- _Task requirements_
Output the data below in full, character for character.

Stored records
BEGIN

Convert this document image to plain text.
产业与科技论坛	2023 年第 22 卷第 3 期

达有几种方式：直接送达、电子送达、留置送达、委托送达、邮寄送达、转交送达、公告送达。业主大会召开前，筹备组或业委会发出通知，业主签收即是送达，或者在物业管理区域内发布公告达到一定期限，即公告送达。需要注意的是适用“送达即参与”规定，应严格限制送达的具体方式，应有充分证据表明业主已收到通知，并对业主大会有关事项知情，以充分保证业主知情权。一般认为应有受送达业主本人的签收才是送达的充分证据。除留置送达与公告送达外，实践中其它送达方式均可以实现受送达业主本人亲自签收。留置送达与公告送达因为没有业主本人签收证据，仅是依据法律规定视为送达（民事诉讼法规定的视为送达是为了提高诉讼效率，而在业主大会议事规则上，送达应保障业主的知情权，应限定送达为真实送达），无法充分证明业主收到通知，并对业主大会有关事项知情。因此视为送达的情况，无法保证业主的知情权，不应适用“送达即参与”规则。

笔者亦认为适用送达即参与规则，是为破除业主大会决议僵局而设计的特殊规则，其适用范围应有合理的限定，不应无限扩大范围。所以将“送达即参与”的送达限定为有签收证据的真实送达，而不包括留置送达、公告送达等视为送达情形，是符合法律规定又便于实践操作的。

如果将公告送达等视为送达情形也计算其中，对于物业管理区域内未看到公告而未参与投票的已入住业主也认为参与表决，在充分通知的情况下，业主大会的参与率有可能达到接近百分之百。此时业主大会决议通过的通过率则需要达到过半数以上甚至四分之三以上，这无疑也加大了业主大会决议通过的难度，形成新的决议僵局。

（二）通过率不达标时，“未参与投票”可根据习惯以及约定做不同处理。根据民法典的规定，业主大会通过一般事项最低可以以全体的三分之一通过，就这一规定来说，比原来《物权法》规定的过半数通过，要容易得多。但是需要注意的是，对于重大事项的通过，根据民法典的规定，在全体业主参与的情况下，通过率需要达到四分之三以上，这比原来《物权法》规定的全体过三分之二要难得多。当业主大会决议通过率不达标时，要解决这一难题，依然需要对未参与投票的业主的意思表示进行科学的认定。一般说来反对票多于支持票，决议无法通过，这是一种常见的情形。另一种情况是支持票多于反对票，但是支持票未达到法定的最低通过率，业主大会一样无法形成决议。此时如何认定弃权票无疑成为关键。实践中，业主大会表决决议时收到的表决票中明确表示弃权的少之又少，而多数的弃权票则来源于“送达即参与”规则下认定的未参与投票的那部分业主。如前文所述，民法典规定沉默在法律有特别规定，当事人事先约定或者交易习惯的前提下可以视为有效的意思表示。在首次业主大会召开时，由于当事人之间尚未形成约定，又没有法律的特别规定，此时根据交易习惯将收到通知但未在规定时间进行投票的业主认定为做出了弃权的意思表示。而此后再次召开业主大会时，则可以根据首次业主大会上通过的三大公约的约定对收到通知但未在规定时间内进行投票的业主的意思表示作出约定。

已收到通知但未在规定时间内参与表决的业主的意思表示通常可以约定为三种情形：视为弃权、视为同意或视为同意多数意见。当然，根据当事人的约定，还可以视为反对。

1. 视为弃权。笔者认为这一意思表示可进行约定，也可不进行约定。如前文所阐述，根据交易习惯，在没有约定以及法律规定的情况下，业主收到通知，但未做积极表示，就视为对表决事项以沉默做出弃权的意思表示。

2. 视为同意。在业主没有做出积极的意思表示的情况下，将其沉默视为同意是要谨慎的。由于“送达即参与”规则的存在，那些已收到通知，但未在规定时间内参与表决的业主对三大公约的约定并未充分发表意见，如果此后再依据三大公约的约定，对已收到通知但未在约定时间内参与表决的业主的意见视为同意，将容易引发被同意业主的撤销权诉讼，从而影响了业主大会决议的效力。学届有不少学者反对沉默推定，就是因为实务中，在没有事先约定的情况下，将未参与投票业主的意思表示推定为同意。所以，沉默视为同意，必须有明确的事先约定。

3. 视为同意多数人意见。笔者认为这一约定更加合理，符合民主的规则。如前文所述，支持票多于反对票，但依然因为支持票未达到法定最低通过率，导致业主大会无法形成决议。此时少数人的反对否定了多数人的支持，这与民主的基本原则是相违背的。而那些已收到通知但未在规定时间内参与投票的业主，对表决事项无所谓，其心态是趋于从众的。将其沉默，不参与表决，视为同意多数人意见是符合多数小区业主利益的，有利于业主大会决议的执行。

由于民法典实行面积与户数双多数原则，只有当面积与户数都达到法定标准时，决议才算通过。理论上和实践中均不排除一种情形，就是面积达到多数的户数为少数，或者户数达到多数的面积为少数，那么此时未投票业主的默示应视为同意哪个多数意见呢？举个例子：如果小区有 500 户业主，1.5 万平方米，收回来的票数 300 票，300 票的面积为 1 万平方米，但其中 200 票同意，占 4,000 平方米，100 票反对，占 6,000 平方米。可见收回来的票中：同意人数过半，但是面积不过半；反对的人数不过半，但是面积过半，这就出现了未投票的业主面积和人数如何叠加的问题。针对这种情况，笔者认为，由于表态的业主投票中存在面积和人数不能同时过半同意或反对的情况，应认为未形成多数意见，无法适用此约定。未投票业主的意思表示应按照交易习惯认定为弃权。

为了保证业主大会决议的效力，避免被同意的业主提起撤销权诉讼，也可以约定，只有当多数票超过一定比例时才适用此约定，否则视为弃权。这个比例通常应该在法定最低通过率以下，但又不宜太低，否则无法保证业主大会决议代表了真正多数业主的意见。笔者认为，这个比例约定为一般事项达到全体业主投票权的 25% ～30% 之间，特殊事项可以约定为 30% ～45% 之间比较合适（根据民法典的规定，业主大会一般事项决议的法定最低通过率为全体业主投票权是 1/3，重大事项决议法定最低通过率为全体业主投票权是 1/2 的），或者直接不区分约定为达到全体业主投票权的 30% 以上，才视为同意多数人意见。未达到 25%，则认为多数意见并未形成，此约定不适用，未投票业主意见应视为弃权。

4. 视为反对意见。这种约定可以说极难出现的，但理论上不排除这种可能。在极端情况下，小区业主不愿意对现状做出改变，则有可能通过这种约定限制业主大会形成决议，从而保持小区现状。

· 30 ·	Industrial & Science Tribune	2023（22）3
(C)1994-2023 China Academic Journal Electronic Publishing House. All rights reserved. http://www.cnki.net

END

- _Output for this exercise_
Convert this document image to plain text.
产业与科技论坛	2023 年第 22 卷第 3 期

达有几种方式：直接送达、电子送达、留置送达、委托送达、邮寄送达、转交送达、公告送达。业主大会召开前，筹备组或业委会发出通知，业主签收即是送达，或者在物业管理区域内发布公告达到一定期限，即公告送达。需要注意的是适用“送达即参与”规定，应严格限制送达的具体方式，应有充分证据表明业主已收到通知，并对业主大会有关事项知情，以充分保证业主知情权。一般认为应有受送达业主本人的签收才是送达的充分证据。除留置送达与公告送达外，实践中其它送达方式均可以实现受送达业主本人亲自签收。留置送达与公告送达因为没有业主本人签收证据，仅是依据法律规定视为送达（民事诉讼法规定的视为送达是为了提高诉讼效率，而在业主大会议事规则上，送达应保障业主的知情权，应限定送达为真实送达），无法充分证明业主收到通知，并对业主大会有关事项知情。因此视为送达的情况，无法保证业主的知情权，不应适用“送达即参与”规则。

笔者亦认为适用送达即参与规则，是为破除业主大会决议僵局而设计的特殊规则，其适用范围应有合理的限定，不应无限扩大范围。所以将“送达即参与”的送达限定为有签收证据的真实送达，而不包括留置送达、公告送达等视为送达情形，是符合法律规定又便于实践操作的。

如果将公告送达等视为送达情形也计算其中，对于物业管理区域内未看到公告而未参与投票的已入住业主也认为参与表决，在充分通知的情况下，业主大会的参与率有可能达到接近百分之百。此时业主大会决议通过的通过率则需要达到过半数以上甚至四分之三以上，这无疑也加大了业主大会决议通过的难度，形成新的决议僵局。

（二）通过率不达标时，“未参与投票”可根据习惯以及约定做不同处理。根据民法典的规定，业主大会通过一般事项最低可以以全体的三分之一通过，就这一规定来说，比原来《物权法》规定的过半数通过，要容易得多。但是需要注意的是，对于重大事项的通过，根据民法典的规定，在全体业主参与的情况下，通过率需要达到四分之三以上，这比原来《物权法》规定的全体过三分之二要难得多。当业主大会决议通过率不达标时，要解决这一难题，依然需要对未参与投票的业主的意思表示进行科学的认定。一般说来反对票多于支持票，决议无法通过，这是一种常见的情形。另一种情况是支持票多于反对票，但是支持票未达到法定的最低通过率，业主大会一样无法形成决议。此时如何认定弃权票无疑成为关键。实践中，业主大会表决决议时收到的表决票中明确表示弃权的少之又少，而多数的弃权票则来源于“送达即参与”规则下认定的未参与投票的那部分业主。如前文所述，民法典规定沉默在法律有特别规定，当事人事先约定或者交易习惯的前提下可以视为有效的意思表示。在首次业主大会召开时，由于当事人之间尚未形成约定，又没有法律的特别规定，此时根据交易习惯将收到通知但未在规定时间进行投票的业主认定为做出了弃权的意思表示。而此后再次召开业主大会时，则可以根据首次业主大会上通过的三大公约的约定对收到通知但未在规定时间内进行投票的业主的意思表示作出约定。

已收到通知但未在规定时间内参与表决的业主的意思表示通常可以约定为三种情形：视为弃权、视为同意或视为同意多数意见。当然，根据当事人的约定，还可以视为反对。

1. 视为弃权。笔者认为这一意思表示可进行约定，也可不进行约定。如前文所阐述，根据交易习惯，在没有约定以及法律规定的情况下，业主收到通知，但未做积极表示，就视为对表决事项以沉默做出弃权的意思表示。

2. 视为同意。在业主没有做出积极的意思表示的情况下，将其沉默视为同意是要谨慎的。由于“送达即参与”规则的存在，那些已收到通知，但未在规定时间内参与表决的业主对三大公约的约定并未充分发表意见，如果此后再依据三大公约的约定，对已收到通知但未在约定时间内参与表决的业主的意见视为同意，将容易引发被同意业主的撤销权诉讼，从而影响了业主大会决议的效力。学届有不少学者反对沉默推定，就是因为实务中，在没有事先约定的情况下，将未参与投票业主的意思表示推定为同意。所以，沉默视为同意，必须有明确的事先约定。

3. 视为同意多数人意见。笔者认为这一约定更加合理，符合民主的规则。如前文所述，支持票多于反对票，但依然因为支持票未达到法定最低通过率，导致业主大会无法形成决议。此时少数人的反对否定了多数人的支持，这与民主的基本原则是相违背的。而那些已收到通知但未在规定时间内参与投票的业主，对表决事项无所谓，其心态是趋于从众的。将其沉默，不参与表决，视为同意多数人意见是符合多数小区业主利益的，有利于业主大会决议的执行。

由于民法典实行面积与户数双多数原则，只有当面积与户数都达到法定标准时，决议才算通过。理论上和实践中均不排除一种情形，就是面积达到多数的户数为少数，或者户数达到多数的面积为少数，那么此时未投票业主的默示应视为同意哪个多数意见呢？举个例子：如果小区有 500 户业主，1.5 万平方米，收回来的票数 300 票，300 票的面积为 1 万平方米，但其中 200 票同意，占 4,000 平方米，100 票反对，占 6,000 平方米。可见收回来的票中：同意人数过半，但是面积不过半；反对的人数不过半，但是面积过半，这就出现了未投票的业主面积和人数如何叠加的问题。针对这种情况，笔者认为，由于表态的业主投票中存在面积和人数不能同时过半同意或反对的情况，应认为未形成多数意见，无法适用此约定。未投票业主的意思表示应按照交易习惯认定为弃权。

为了保证业主大会决议的效力，避免被同意的业主提起撤销权诉讼，也可以约定，只有当多数票超过一定比例时才适用此约定，否则视为弃权。这个比例通常应该在法定最低通过率以下，但又不宜太低，否则无法保证业主大会决议代表了真正多数业主的意见。笔者认为，这个比例约定为一般事项达到全体业主投票权的 25% ～30% 之间，特殊事项可以约定为 30% ～45% 之间比较合适（根据民法典的规定，业主大会一般事项决议的法定最低通过率为全体业主投票权是 1/3，重大事项决议法定最低通过率为全体业主投票权是 1/2 的），或者直接不区分约定为达到全体业主投票权的 30% 以上，才视为同意多数人意见。未达到 25%，则认为多数意见并未形成，此约定不适用，未投票业主意见应视为弃权。

4. 视为反对意见。这种约定可以说极难出现的，但理论上不排除这种可能。在极端情况下，小区业主不愿意对现状做出改变，则有可能通过这种约定限制业主大会形成决议，从而保持小区现状。

· 30 ·	Industrial & Science Tribune	2023（22）3
(C)1994-2023 China Academic Journal Electronic Publishing House. All rights reserved. http://www.cnki.net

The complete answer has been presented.